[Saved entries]
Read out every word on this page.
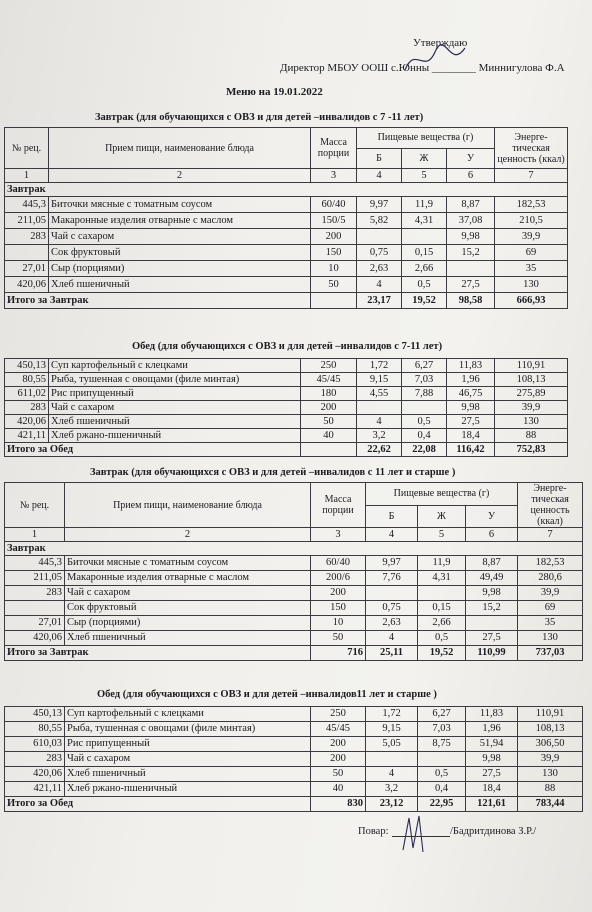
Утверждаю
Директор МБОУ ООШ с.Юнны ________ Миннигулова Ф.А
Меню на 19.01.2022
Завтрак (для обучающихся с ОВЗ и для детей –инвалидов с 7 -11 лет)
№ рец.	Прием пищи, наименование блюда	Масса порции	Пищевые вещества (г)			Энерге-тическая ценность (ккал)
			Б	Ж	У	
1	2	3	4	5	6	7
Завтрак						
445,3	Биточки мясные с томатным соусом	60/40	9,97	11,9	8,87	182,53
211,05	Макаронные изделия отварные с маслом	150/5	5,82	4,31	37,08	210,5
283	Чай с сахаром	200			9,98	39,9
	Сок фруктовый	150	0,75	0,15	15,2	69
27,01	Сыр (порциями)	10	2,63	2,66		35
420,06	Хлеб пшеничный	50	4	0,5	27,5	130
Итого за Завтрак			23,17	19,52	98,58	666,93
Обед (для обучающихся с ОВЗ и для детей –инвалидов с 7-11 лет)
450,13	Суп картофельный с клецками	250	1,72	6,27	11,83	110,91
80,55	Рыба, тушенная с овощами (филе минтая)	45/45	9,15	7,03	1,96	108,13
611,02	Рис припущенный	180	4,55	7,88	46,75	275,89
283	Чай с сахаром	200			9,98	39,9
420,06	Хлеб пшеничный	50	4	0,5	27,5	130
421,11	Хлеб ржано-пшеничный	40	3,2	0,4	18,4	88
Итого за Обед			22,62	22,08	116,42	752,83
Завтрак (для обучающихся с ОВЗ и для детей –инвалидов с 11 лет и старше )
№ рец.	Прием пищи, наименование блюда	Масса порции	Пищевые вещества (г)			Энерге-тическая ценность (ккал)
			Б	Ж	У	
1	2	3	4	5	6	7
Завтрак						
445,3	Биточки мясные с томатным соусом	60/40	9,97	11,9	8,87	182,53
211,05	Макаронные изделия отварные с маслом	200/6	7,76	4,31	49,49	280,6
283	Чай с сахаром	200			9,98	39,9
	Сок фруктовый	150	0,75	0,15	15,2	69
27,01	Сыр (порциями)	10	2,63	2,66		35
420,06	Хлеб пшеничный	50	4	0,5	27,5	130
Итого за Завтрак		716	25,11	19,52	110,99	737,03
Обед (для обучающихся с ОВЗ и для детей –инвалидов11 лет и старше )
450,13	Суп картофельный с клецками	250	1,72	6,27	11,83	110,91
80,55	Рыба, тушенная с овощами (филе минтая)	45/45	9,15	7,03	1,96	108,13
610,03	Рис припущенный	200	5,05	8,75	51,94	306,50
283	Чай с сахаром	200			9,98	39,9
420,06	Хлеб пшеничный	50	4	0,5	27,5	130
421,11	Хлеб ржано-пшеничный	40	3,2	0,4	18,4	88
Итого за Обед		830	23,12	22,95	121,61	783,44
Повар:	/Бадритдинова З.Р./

• Exercise requirements
Print each of the records above exactly as written, leaving no picture in the copy.

• Solution for this task
Read out every word on this page.
Утверждаю
Директор МБОУ ООШ с.Юнны ________ Миннигулова Ф.А
Меню на 19.01.2022
Завтрак (для обучающихся с ОВЗ и для детей –инвалидов с 7 -11 лет)
№ рец.	Прием пищи, наименование блюда	Масса порции	Пищевые вещества (г)			Энерге-тическая ценность (ккал)
			Б	Ж	У	
1	2	3	4	5	6	7
Завтрак						
445,3	Биточки мясные с томатным соусом	60/40	9,97	11,9	8,87	182,53
211,05	Макаронные изделия отварные с маслом	150/5	5,82	4,31	37,08	210,5
283	Чай с сахаром	200			9,98	39,9
	Сок фруктовый	150	0,75	0,15	15,2	69
27,01	Сыр (порциями)	10	2,63	2,66		35
420,06	Хлеб пшеничный	50	4	0,5	27,5	130
Итого за Завтрак			23,17	19,52	98,58	666,93
Обед (для обучающихся с ОВЗ и для детей –инвалидов с 7-11 лет)
450,13	Суп картофельный с клецками	250	1,72	6,27	11,83	110,91
80,55	Рыба, тушенная с овощами (филе минтая)	45/45	9,15	7,03	1,96	108,13
611,02	Рис припущенный	180	4,55	7,88	46,75	275,89
283	Чай с сахаром	200			9,98	39,9
420,06	Хлеб пшеничный	50	4	0,5	27,5	130
421,11	Хлеб ржано-пшеничный	40	3,2	0,4	18,4	88
Итого за Обед			22,62	22,08	116,42	752,83
Завтрак (для обучающихся с ОВЗ и для детей –инвалидов с 11 лет и старше )
№ рец.	Прием пищи, наименование блюда	Масса порции	Пищевые вещества (г)			Энерге-тическая ценность (ккал)
			Б	Ж	У	
1	2	3	4	5	6	7
Завтрак						
445,3	Биточки мясные с томатным соусом	60/40	9,97	11,9	8,87	182,53
211,05	Макаронные изделия отварные с маслом	200/6	7,76	4,31	49,49	280,6
283	Чай с сахаром	200			9,98	39,9
	Сок фруктовый	150	0,75	0,15	15,2	69
27,01	Сыр (порциями)	10	2,63	2,66		35
420,06	Хлеб пшеничный	50	4	0,5	27,5	130
Итого за Завтрак		716	25,11	19,52	110,99	737,03
Обед (для обучающихся с ОВЗ и для детей –инвалидов11 лет и старше )
450,13	Суп картофельный с клецками	250	1,72	6,27	11,83	110,91
80,55	Рыба, тушенная с овощами (филе минтая)	45/45	9,15	7,03	1,96	108,13
610,03	Рис припущенный	200	5,05	8,75	51,94	306,50
283	Чай с сахаром	200			9,98	39,9
420,06	Хлеб пшеничный	50	4	0,5	27,5	130
421,11	Хлеб ржано-пшеничный	40	3,2	0,4	18,4	88
Итого за Обед		830	23,12	22,95	121,61	783,44
Повар:	/Бадритдинова З.Р./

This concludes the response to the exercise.